## Problem:
Swap each "interactable" in the rows below for "clickable" and reproduce every row otherwise unchanged. Omit the pictures from your output.
# # #
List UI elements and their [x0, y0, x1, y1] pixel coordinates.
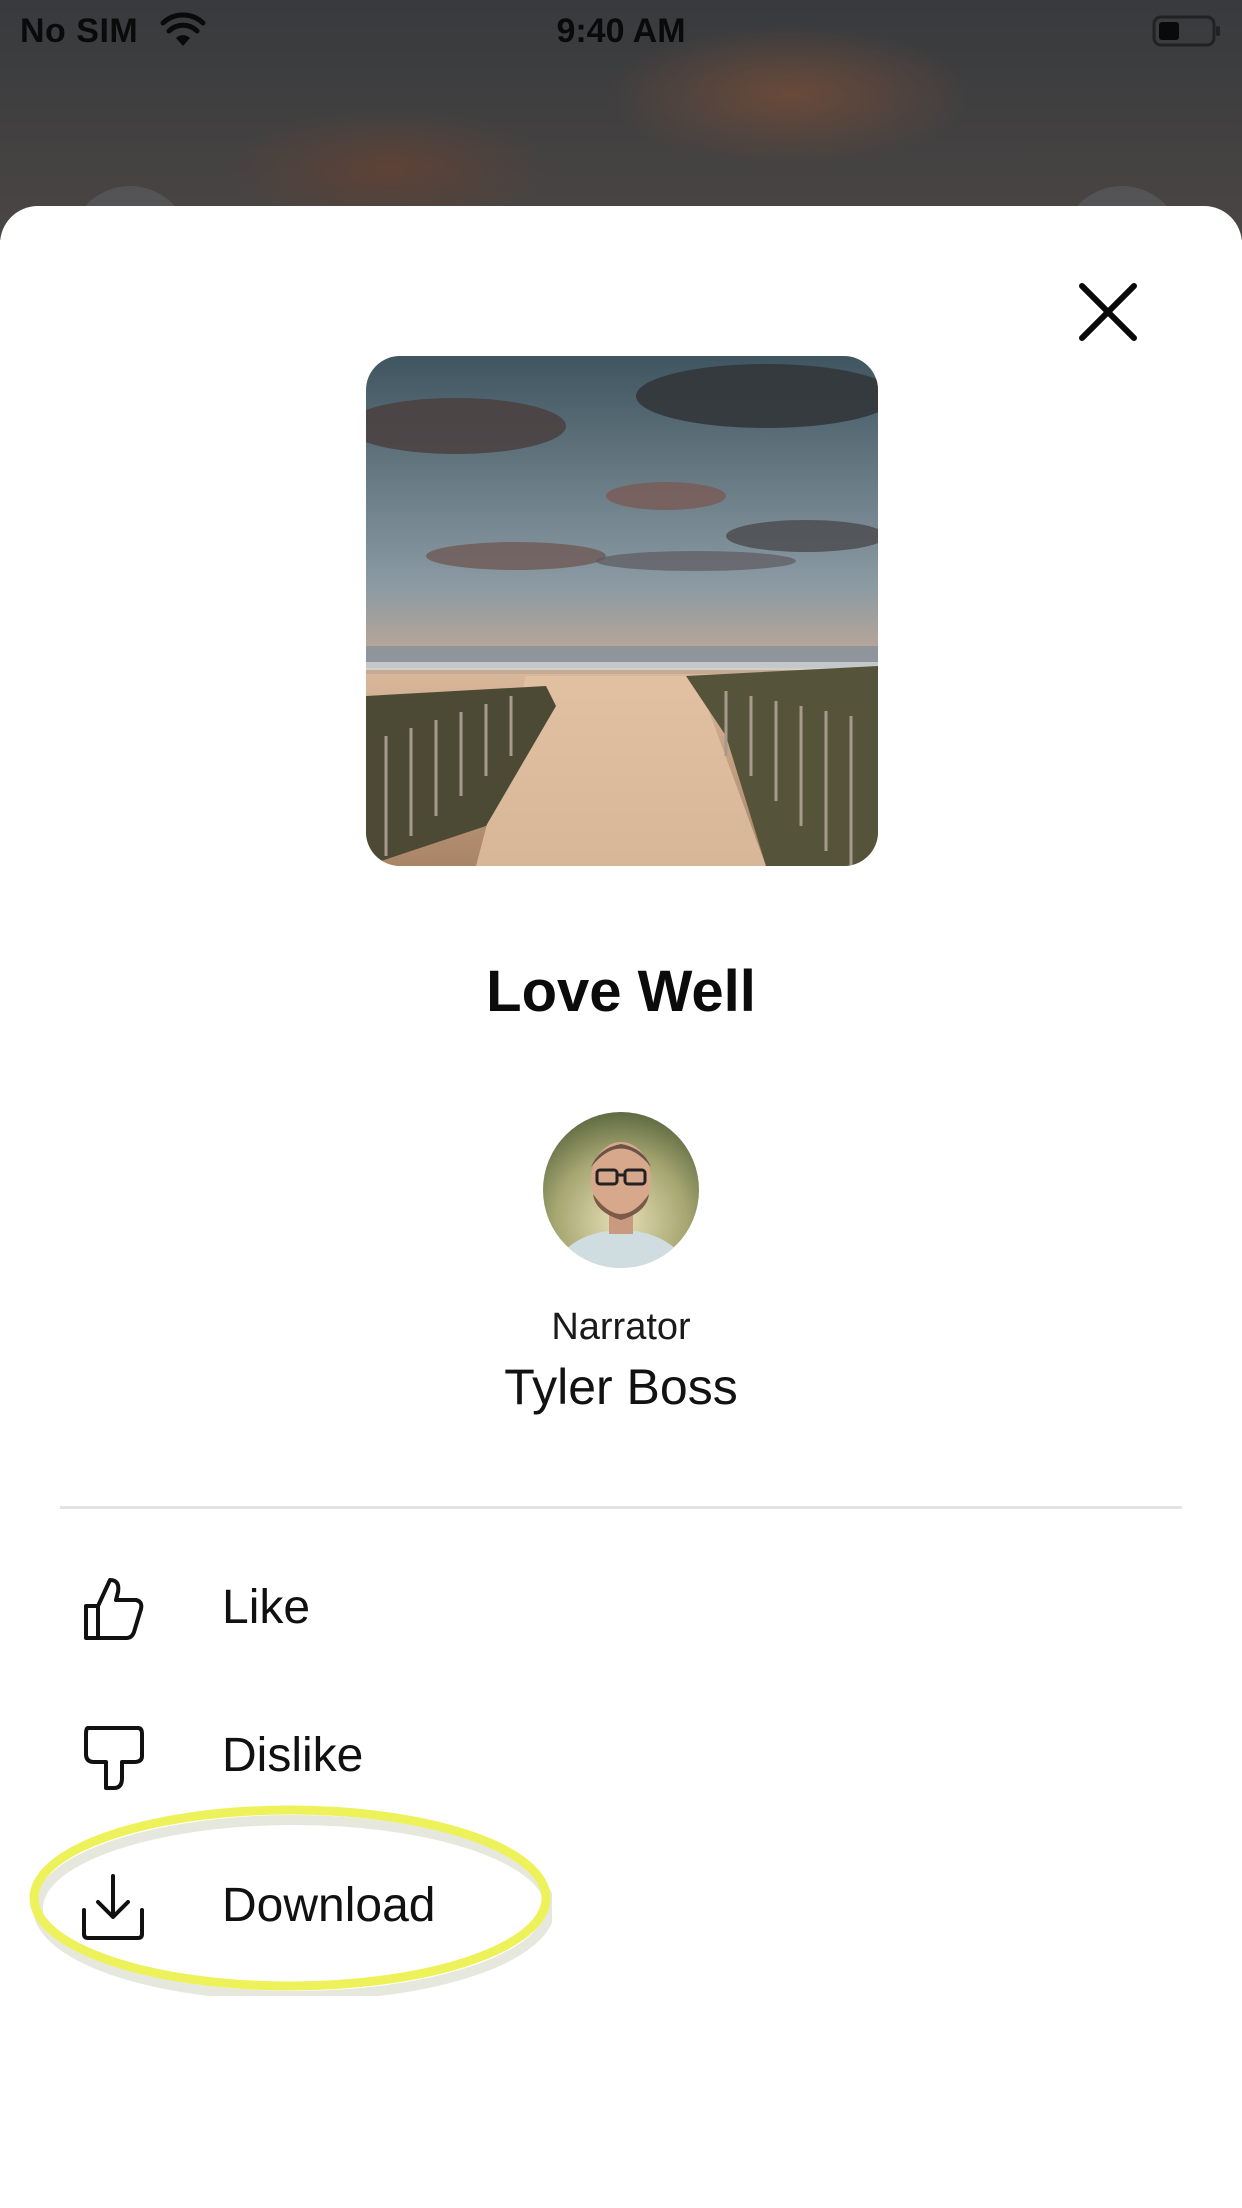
like-label: Like	[222, 1581, 311, 1634]
like-button[interactable]: Like	[0, 1542, 1242, 1672]
battery-icon	[1152, 14, 1222, 48]
divider	[60, 1506, 1182, 1509]
clock: 9:40 AM	[556, 12, 686, 50]
cover-image	[366, 356, 878, 866]
close-button[interactable]	[1060, 266, 1156, 362]
dislike-label: Dislike	[222, 1729, 364, 1782]
close-icon	[1078, 282, 1138, 347]
download-icon	[76, 1870, 150, 1944]
download-label: Download	[222, 1879, 436, 1932]
bottom-sheet: Love Well Narrator Tyler Boss Like Disli…	[0, 206, 1242, 2208]
narrator-name: Tyler Boss	[504, 1359, 738, 1415]
screen: No SIM 9:40 AM Love Well Narrator Tyler …	[0, 0, 1242, 2208]
thumbs-down-icon	[76, 1720, 150, 1794]
thumbs-up-icon	[76, 1572, 150, 1646]
status-bar: No SIM 9:40 AM	[0, 0, 1242, 62]
narrator-label: Narrator	[551, 1306, 691, 1348]
narrator-avatar	[543, 1112, 699, 1268]
episode-title: Love Well	[486, 959, 756, 1024]
dislike-button[interactable]: Dislike	[0, 1690, 1242, 1820]
download-button[interactable]: Download	[0, 1840, 1242, 1970]
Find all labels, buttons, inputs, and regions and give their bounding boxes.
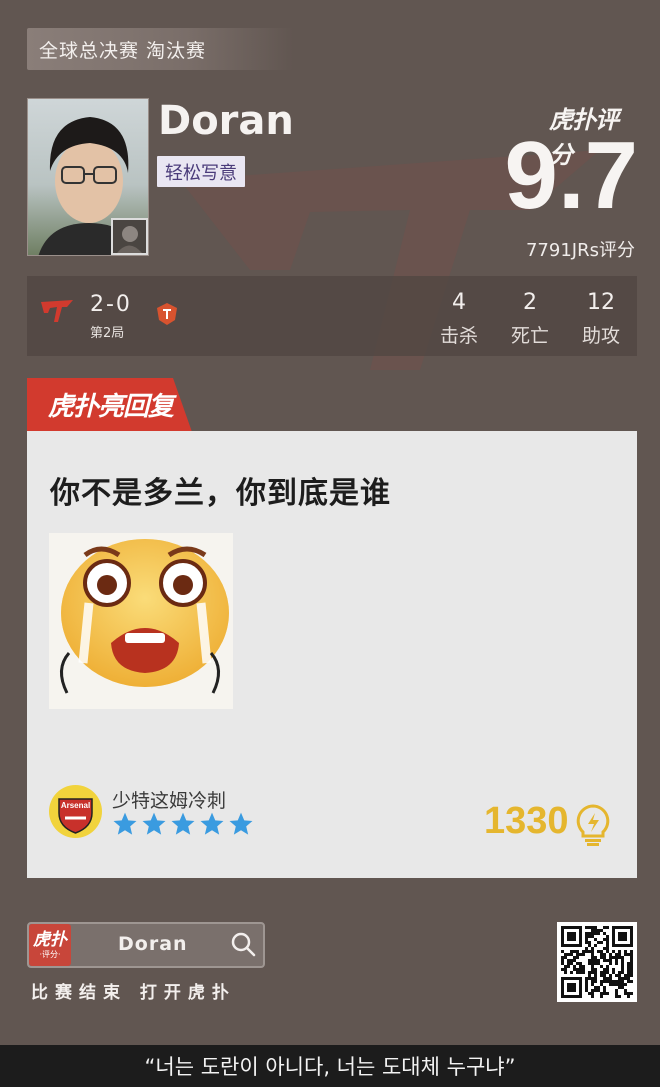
stat-value: 4 (452, 290, 466, 315)
reply-banner-label: 虎扑亮回复 (48, 392, 174, 422)
search-icon[interactable] (230, 931, 256, 957)
stat-label: 击杀 (439, 325, 478, 347)
stat-label: 死亡 (510, 325, 549, 347)
qr-code (557, 922, 637, 1002)
open-app-hint: 比赛结束 打开虎扑 (31, 983, 236, 1003)
user-avatar[interactable]: Arsenal (49, 785, 102, 838)
app-logo[interactable]: 虎扑 ·评分· (29, 924, 71, 966)
stat-assists: 12 助攻 (571, 290, 631, 348)
username[interactable]: 少特这姆冷刺 (112, 786, 226, 813)
crying-emoji-sticker (49, 533, 233, 709)
app-logo-text: 虎扑 (33, 929, 67, 950)
video-subtitle: “너는 도란이 아니다, 너는 도대체 누구냐” (0, 1045, 660, 1087)
star-icon (142, 812, 166, 835)
star-icon (113, 812, 137, 835)
stat-value: 2 (523, 290, 537, 315)
stat-value: 12 (587, 290, 615, 315)
team-b-logo-icon (157, 303, 177, 325)
stat-deaths: 2 死亡 (500, 290, 560, 348)
star-rating (112, 811, 254, 837)
stat-kills: 4 击杀 (429, 290, 489, 348)
like-count: 1330 (484, 800, 569, 842)
app-logo-subtext: ·评分· (39, 949, 61, 959)
stat-label: 助攻 (581, 325, 620, 347)
star-icon (200, 812, 224, 835)
rating-count: 7791JRs评分 (525, 240, 635, 261)
team-a-logo-icon (41, 300, 73, 322)
champion-icon (111, 218, 148, 255)
star-icon (171, 812, 195, 835)
match-score: 2-0 (90, 292, 132, 317)
svg-text:Arsenal: Arsenal (61, 801, 90, 810)
search-value[interactable]: Doran (118, 933, 188, 955)
stage-tag: 全球总决赛 淘汰赛 (27, 28, 293, 70)
player-tag: 轻松写意 (157, 156, 245, 187)
player-score: 9.7 (504, 122, 638, 229)
lightbulb-icon[interactable] (575, 804, 611, 846)
player-name: Doran (158, 98, 294, 144)
star-icon (229, 812, 253, 835)
comment-text: 你不是多兰，你到底是谁 (50, 476, 391, 511)
match-game: 第2局 (90, 326, 125, 341)
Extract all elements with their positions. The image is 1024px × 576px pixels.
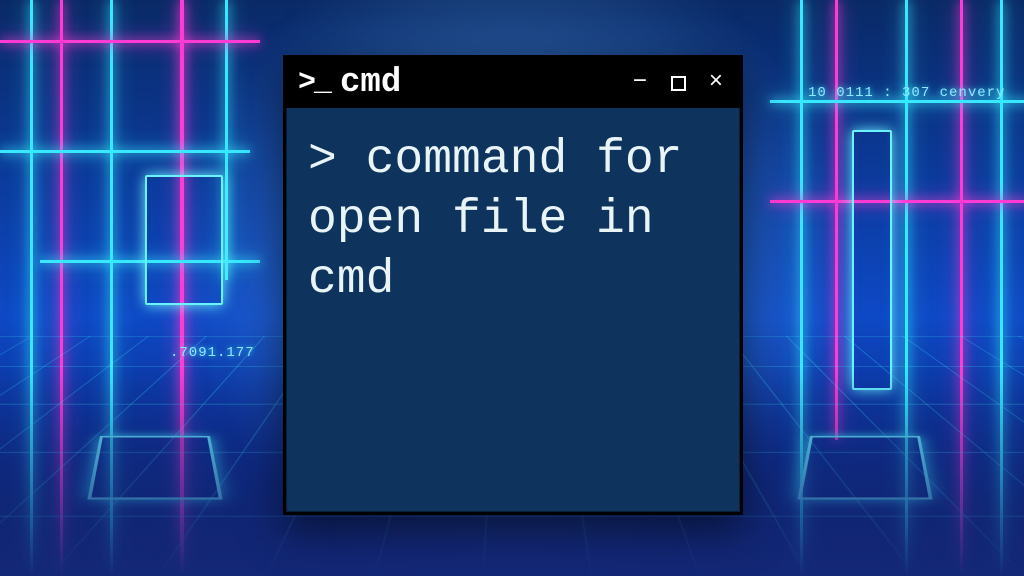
floor-tile [797,436,932,500]
terminal-prompt-icon: >_ [298,68,330,98]
decorative-text: 10 0111 : 307 cenvery [808,85,1005,101]
minimize-button[interactable]: − [626,69,654,97]
titlebar[interactable]: >_ cmd − × [286,58,740,108]
terminal-body[interactable]: > command for open file in cmd [286,108,740,512]
command-text: command for open file in cmd [308,133,682,307]
prompt-line: > command for open file in cmd [308,130,718,310]
neon-line [0,40,260,43]
neon-line [770,200,1024,203]
maximize-icon [671,76,686,91]
maximize-button[interactable] [664,69,692,97]
floor-tile [87,436,222,500]
background-scene: .7091.177 10 0111 : 307 cenvery >_ cmd −… [0,0,1024,576]
close-button[interactable]: × [702,69,730,97]
window-title: cmd [340,64,401,102]
cmd-window: >_ cmd − × > command for open file in cm… [283,55,743,515]
prompt-symbol: > [308,133,337,187]
neon-line [0,150,250,153]
neon-panel [145,175,223,305]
# # #
## Solution:
List UI elements and their [x0, y0, x1, y1] pixel coordinates.
like-label: Like	[222, 1581, 311, 1634]
like-button[clickable]: Like	[0, 1542, 1242, 1672]
battery-icon	[1152, 14, 1222, 48]
divider	[60, 1506, 1182, 1509]
clock: 9:40 AM	[556, 12, 686, 50]
cover-image	[366, 356, 878, 866]
close-button[clickable]	[1060, 266, 1156, 362]
dislike-label: Dislike	[222, 1729, 364, 1782]
close-icon	[1078, 282, 1138, 347]
download-icon	[76, 1870, 150, 1944]
download-label: Download	[222, 1879, 436, 1932]
bottom-sheet: Love Well Narrator Tyler Boss Like Disli…	[0, 206, 1242, 2208]
narrator-name: Tyler Boss	[504, 1359, 738, 1415]
screen: No SIM 9:40 AM Love Well Narrator Tyler …	[0, 0, 1242, 2208]
thumbs-down-icon	[76, 1720, 150, 1794]
thumbs-up-icon	[76, 1572, 150, 1646]
status-bar: No SIM 9:40 AM	[0, 0, 1242, 62]
narrator-label: Narrator	[551, 1306, 691, 1348]
narrator-avatar	[543, 1112, 699, 1268]
episode-title: Love Well	[486, 959, 756, 1024]
dislike-button[clickable]: Dislike	[0, 1690, 1242, 1820]
download-button[clickable]: Download	[0, 1840, 1242, 1970]
Find all labels, buttons, inputs, and regions and give their bounding boxes.
stat-value: 4 (452, 290, 466, 315)
reply-banner-label: 虎扑亮回复 (48, 392, 174, 422)
search-icon[clickable] (230, 931, 256, 957)
stat-label: 击杀 (439, 325, 478, 347)
stat-label: 死亡 (510, 325, 549, 347)
qr-code (557, 922, 637, 1002)
open-app-hint: 比赛结束 打开虎扑 (31, 983, 236, 1003)
user-avatar[clickable]: Arsenal (49, 785, 102, 838)
app-logo[clickable]: 虎扑 ·评分· (29, 924, 71, 966)
stat-assists: 12 助攻 (571, 290, 631, 348)
username[clickable]: 少特这姆冷刺 (112, 786, 226, 813)
crying-emoji-sticker (49, 533, 233, 709)
app-logo-text: 虎扑 (33, 929, 67, 950)
video-subtitle: “너는 도란이 아니다, 너는 도대체 누구냐” (0, 1045, 660, 1087)
star-icon (142, 812, 166, 835)
star-icon (113, 812, 137, 835)
stat-value: 2 (523, 290, 537, 315)
stat-value: 12 (587, 290, 615, 315)
team-b-logo-icon (157, 303, 177, 325)
stat-deaths: 2 死亡 (500, 290, 560, 348)
star-rating (112, 811, 254, 837)
stat-kills: 4 击杀 (429, 290, 489, 348)
like-count: 1330 (484, 800, 569, 842)
app-logo-subtext: ·评分· (39, 949, 61, 959)
stat-label: 助攻 (581, 325, 620, 347)
star-icon (200, 812, 224, 835)
rating-count: 7791JRs评分 (525, 240, 635, 261)
team-a-logo-icon (41, 300, 73, 322)
champion-icon (111, 218, 148, 255)
star-icon (171, 812, 195, 835)
match-score: 2-0 (90, 292, 132, 317)
svg-text:Arsenal: Arsenal (61, 801, 90, 810)
search-value[clickable]: Doran (118, 933, 188, 955)
stage-tag: 全球总决赛 淘汰赛 (27, 28, 293, 70)
player-tag: 轻松写意 (157, 156, 245, 187)
player-score: 9.7 (504, 122, 638, 229)
lightbulb-icon[clickable] (575, 804, 611, 846)
player-name: Doran (158, 98, 294, 144)
star-icon (229, 812, 253, 835)
comment-text: 你不是多兰，你到底是谁 (50, 476, 391, 511)
match-game: 第2局 (90, 326, 125, 341)
Extract all elements with their positions. The image is 1024px × 576px pixels.
floor-tile [797,436,932,500]
terminal-prompt-icon: >_ [298,68,330,98]
decorative-text: 10 0111 : 307 cenvery [808,85,1005,101]
minimize-button[clickable]: − [626,69,654,97]
titlebar[clickable]: >_ cmd − × [286,58,740,108]
terminal-body[clickable]: > command for open file in cmd [286,108,740,512]
command-text: command for open file in cmd [308,133,682,307]
prompt-line: > command for open file in cmd [308,130,718,310]
neon-line [0,40,260,43]
neon-line [770,200,1024,203]
maximize-icon [671,76,686,91]
maximize-button[clickable] [664,69,692,97]
floor-tile [87,436,222,500]
background-scene: .7091.177 10 0111 : 307 cenvery >_ cmd −… [0,0,1024,576]
close-button[clickable]: × [702,69,730,97]
window-title: cmd [340,64,401,102]
cmd-window: >_ cmd − × > command for open file in cm… [283,55,743,515]
prompt-symbol: > [308,133,337,187]
neon-line [0,150,250,153]
neon-panel [145,175,223,305]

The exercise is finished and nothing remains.